* _Short exercise_
The records below must be transcribed exactly. Do not include the pictures.

* _Material for this exercise_
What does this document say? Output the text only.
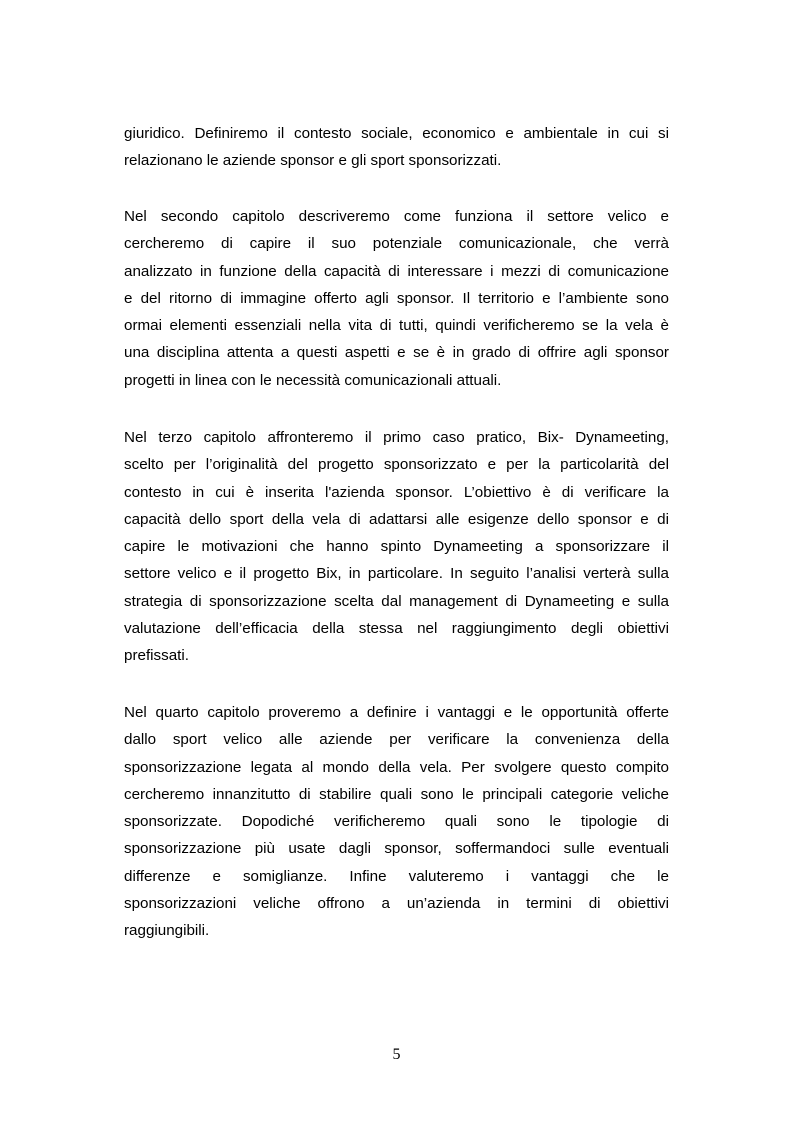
giuridico. Definiremo il contesto sociale, economico e ambientale in cui si
relazionano le aziende sponsor e gli sport sponsorizzati.
Nel secondo capitolo descriveremo come funziona il settore velico e
cercheremo di capire il suo potenziale comunicazionale, che verrà
analizzato in funzione della capacità di interessare i mezzi di comunicazione
e del ritorno di immagine offerto agli sponsor. Il territorio e l’ambiente sono
ormai elementi essenziali nella vita di tutti, quindi verificheremo se la vela è
una disciplina attenta a questi aspetti e se è in grado di offrire agli sponsor
progetti in linea con le necessità comunicazionali attuali.
Nel terzo capitolo affronteremo il primo caso pratico, Bix- Dynameeting,
scelto per l’originalità del progetto sponsorizzato e per la particolarità del
contesto in cui è inserita l'azienda sponsor. L’obiettivo è di verificare la
capacità dello sport della vela di adattarsi alle esigenze dello sponsor e di
capire le motivazioni che hanno spinto Dynameeting a sponsorizzare il
settore velico e il progetto Bix, in particolare. In seguito l’analisi verterà sulla
strategia di sponsorizzazione scelta dal management di Dynameeting e sulla
valutazione dell’efficacia della stessa nel raggiungimento degli obiettivi
prefissati.
Nel quarto capitolo proveremo a definire i vantaggi e le opportunità offerte
dallo sport velico alle aziende per verificare la convenienza della
sponsorizzazione legata al mondo della vela. Per svolgere questo compito
cercheremo innanzitutto di stabilire quali sono le principali categorie veliche
sponsorizzate. Dopodiché verificheremo quali sono le tipologie di
sponsorizzazione più usate dagli sponsor, soffermandoci sulle eventuali
differenze e somiglianze. Infine valuteremo i vantaggi che le
sponsorizzazioni veliche offrono a un’azienda in termini di obiettivi
raggiungibili.
5
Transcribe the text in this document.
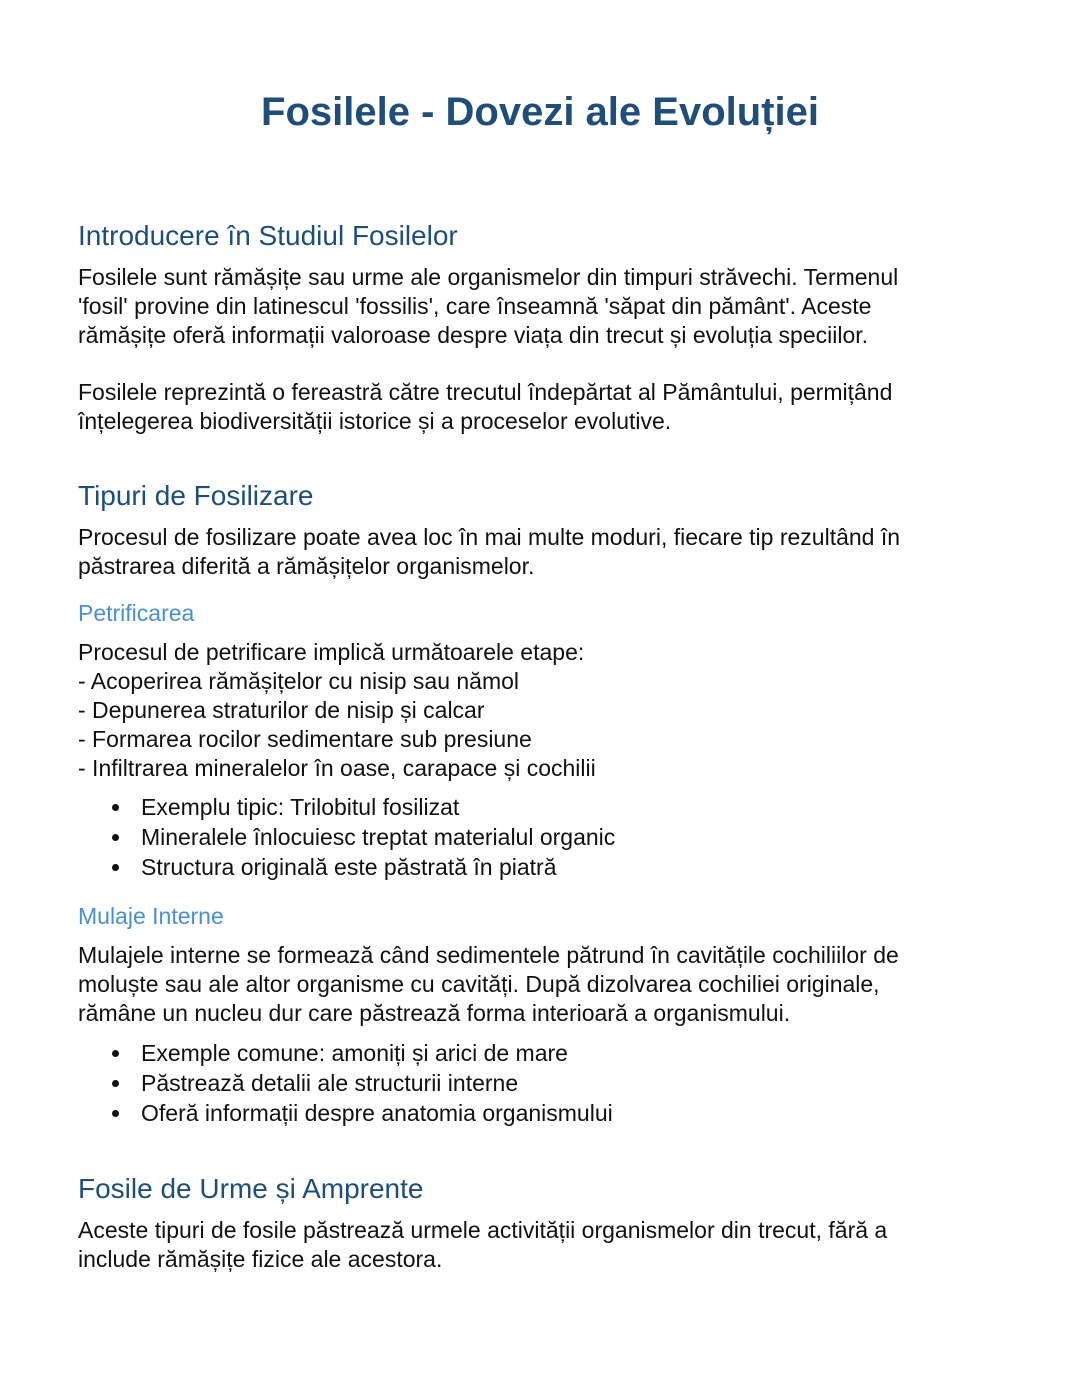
Fosilele - Dovezi ale Evoluției
Introducere în Studiul Fosilelor

Fosilele sunt rămășițe sau urme ale organismelor din timpuri străvechi. Termenul
'fosil' provine din latinescul 'fossilis', care înseamnă 'săpat din pământ'. Aceste
rămășițe oferă informații valoroase despre viața din trecut și evoluția speciilor.

Fosilele reprezintă o fereastră către trecutul îndepărtat al Pământului, permițând
înțelegerea biodiversității istorice și a proceselor evolutive.

Tipuri de Fosilizare

Procesul de fosilizare poate avea loc în mai multe moduri, fiecare tip rezultând în
păstrarea diferită a rămășițelor organismelor.

Petrificarea

Procesul de petrificare implică următoarele etape:
- Acoperirea rămășițelor cu nisip sau nămol
- Depunerea straturilor de nisip și calcar
- Formarea rocilor sedimentare sub presiune
- Infiltrarea mineralelor în oase, carapace și cochilii

Exemplu tipic: Trilobitul fosilizat
Mineralele înlocuiesc treptat materialul organic
Structura originală este păstrată în piatră
Mulaje Interne

Mulajele interne se formează când sedimentele pătrund în cavitățile cochiliilor de
moluște sau ale altor organisme cu cavități. După dizolvarea cochiliei originale,
rămâne un nucleu dur care păstrează forma interioară a organismului.

Exemple comune: amoniți și arici de mare
Păstrează detalii ale structurii interne
Oferă informații despre anatomia organismului
Fosile de Urme și Amprente

Aceste tipuri de fosile păstrează urmele activității organismelor din trecut, fără a
include rămășițe fizice ale acestora.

* _Answer to the exercise_
What does this document say? Output the text only.
giuridico. Definiremo il contesto sociale, economico e ambientale in cui si
relazionano le aziende sponsor e gli sport sponsorizzati.
Nel secondo capitolo descriveremo come funziona il settore velico e
cercheremo di capire il suo potenziale comunicazionale, che verrà
analizzato in funzione della capacità di interessare i mezzi di comunicazione
e del ritorno di immagine offerto agli sponsor. Il territorio e l’ambiente sono
ormai elementi essenziali nella vita di tutti, quindi verificheremo se la vela è
una disciplina attenta a questi aspetti e se è in grado di offrire agli sponsor
progetti in linea con le necessità comunicazionali attuali.
Nel terzo capitolo affronteremo il primo caso pratico, Bix- Dynameeting,
scelto per l’originalità del progetto sponsorizzato e per la particolarità del
contesto in cui è inserita l'azienda sponsor. L’obiettivo è di verificare la
capacità dello sport della vela di adattarsi alle esigenze dello sponsor e di
capire le motivazioni che hanno spinto Dynameeting a sponsorizzare il
settore velico e il progetto Bix, in particolare. In seguito l’analisi verterà sulla
strategia di sponsorizzazione scelta dal management di Dynameeting e sulla
valutazione dell’efficacia della stessa nel raggiungimento degli obiettivi
prefissati.
Nel quarto capitolo proveremo a definire i vantaggi e le opportunità offerte
dallo sport velico alle aziende per verificare la convenienza della
sponsorizzazione legata al mondo della vela. Per svolgere questo compito
cercheremo innanzitutto di stabilire quali sono le principali categorie veliche
sponsorizzate. Dopodiché verificheremo quali sono le tipologie di
sponsorizzazione più usate dagli sponsor, soffermandoci sulle eventuali
differenze e somiglianze. Infine valuteremo i vantaggi che le
sponsorizzazioni veliche offrono a un’azienda in termini di obiettivi
raggiungibili.
5
Transcribe the text in this document.
Fosilele - Dovezi ale Evoluției
Introducere în Studiul Fosilelor

Fosilele sunt rămășițe sau urme ale organismelor din timpuri străvechi. Termenul
'fosil' provine din latinescul 'fossilis', care înseamnă 'săpat din pământ'. Aceste
rămășițe oferă informații valoroase despre viața din trecut și evoluția speciilor.

Fosilele reprezintă o fereastră către trecutul îndepărtat al Pământului, permițând
înțelegerea biodiversității istorice și a proceselor evolutive.

Tipuri de Fosilizare

Procesul de fosilizare poate avea loc în mai multe moduri, fiecare tip rezultând în
păstrarea diferită a rămășițelor organismelor.

Petrificarea

Procesul de petrificare implică următoarele etape:
- Acoperirea rămășițelor cu nisip sau nămol
- Depunerea straturilor de nisip și calcar
- Formarea rocilor sedimentare sub presiune
- Infiltrarea mineralelor în oase, carapace și cochilii

Exemplu tipic: Trilobitul fosilizat
Mineralele înlocuiesc treptat materialul organic
Structura originală este păstrată în piatră
Mulaje Interne

Mulajele interne se formează când sedimentele pătrund în cavitățile cochiliilor de
moluște sau ale altor organisme cu cavități. După dizolvarea cochiliei originale,
rămâne un nucleu dur care păstrează forma interioară a organismului.

Exemple comune: amoniți și arici de mare
Păstrează detalii ale structurii interne
Oferă informații despre anatomia organismului
Fosile de Urme și Amprente

Aceste tipuri de fosile păstrează urmele activității organismelor din trecut, fără a
include rămășițe fizice ale acestora.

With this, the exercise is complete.